#### Written task:
Repeat the records below exactly, leaving out every picture.

--- --- ---

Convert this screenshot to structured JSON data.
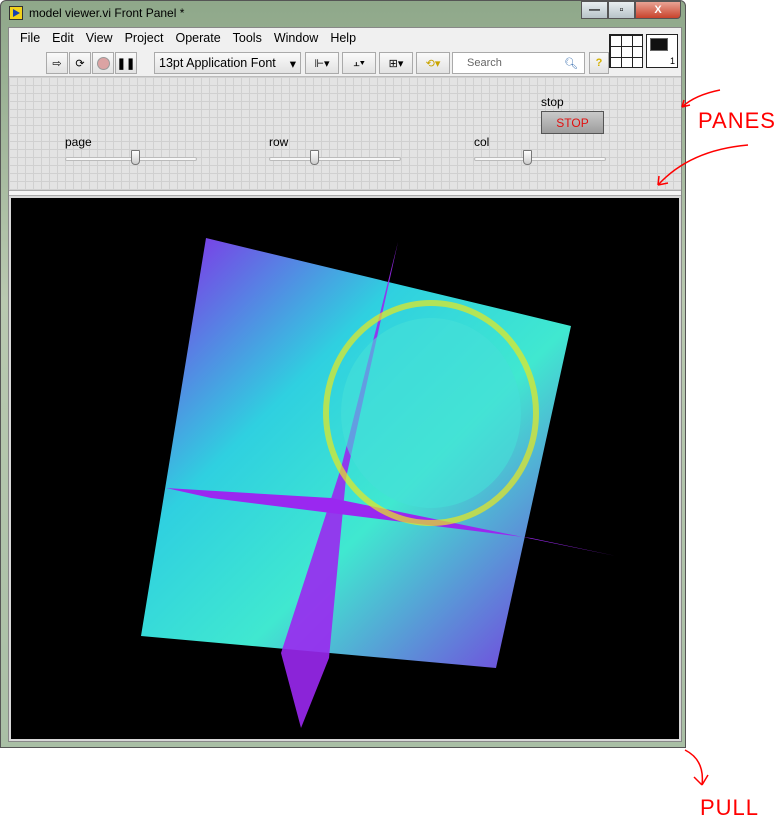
{
  "window": {
    "title": "model viewer.vi Front Panel *",
    "controls": [
      "minimize",
      "maximize",
      "close"
    ]
  },
  "menu": [
    "File",
    "Edit",
    "View",
    "Project",
    "Operate",
    "Tools",
    "Window",
    "Help"
  ],
  "toolbar": {
    "font": "13pt Application Font",
    "search_placeholder": "Search",
    "help": "?",
    "vi_icon_number": "1"
  },
  "controls": {
    "page": {
      "label": "page",
      "value_fraction": 0.53
    },
    "row": {
      "label": "row",
      "value_fraction": 0.34
    },
    "col": {
      "label": "col",
      "value_fraction": 0.4
    },
    "stop": {
      "label": "stop",
      "button": "STOP"
    }
  },
  "annotations": {
    "panes": "PANES",
    "pull": "PULL"
  },
  "colors": {
    "accent_annotation": "#ff0000",
    "stop_text": "#e21010",
    "display_bg": "#000000"
  }
}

--- --- ---

#### Answer to this task:
Convert this screenshot to structured JSON data.
{
  "window": {
    "title": "model viewer.vi Front Panel *",
    "controls": [
      "minimize",
      "maximize",
      "close"
    ]
  },
  "menu": [
    "File",
    "Edit",
    "View",
    "Project",
    "Operate",
    "Tools",
    "Window",
    "Help"
  ],
  "toolbar": {
    "font": "13pt Application Font",
    "search_placeholder": "Search",
    "help": "?",
    "vi_icon_number": "1"
  },
  "controls": {
    "page": {
      "label": "page",
      "value_fraction": 0.53
    },
    "row": {
      "label": "row",
      "value_fraction": 0.34
    },
    "col": {
      "label": "col",
      "value_fraction": 0.4
    },
    "stop": {
      "label": "stop",
      "button": "STOP"
    }
  },
  "annotations": {
    "panes": "PANES",
    "pull": "PULL"
  },
  "colors": {
    "accent_annotation": "#ff0000",
    "stop_text": "#e21010",
    "display_bg": "#000000"
  }
}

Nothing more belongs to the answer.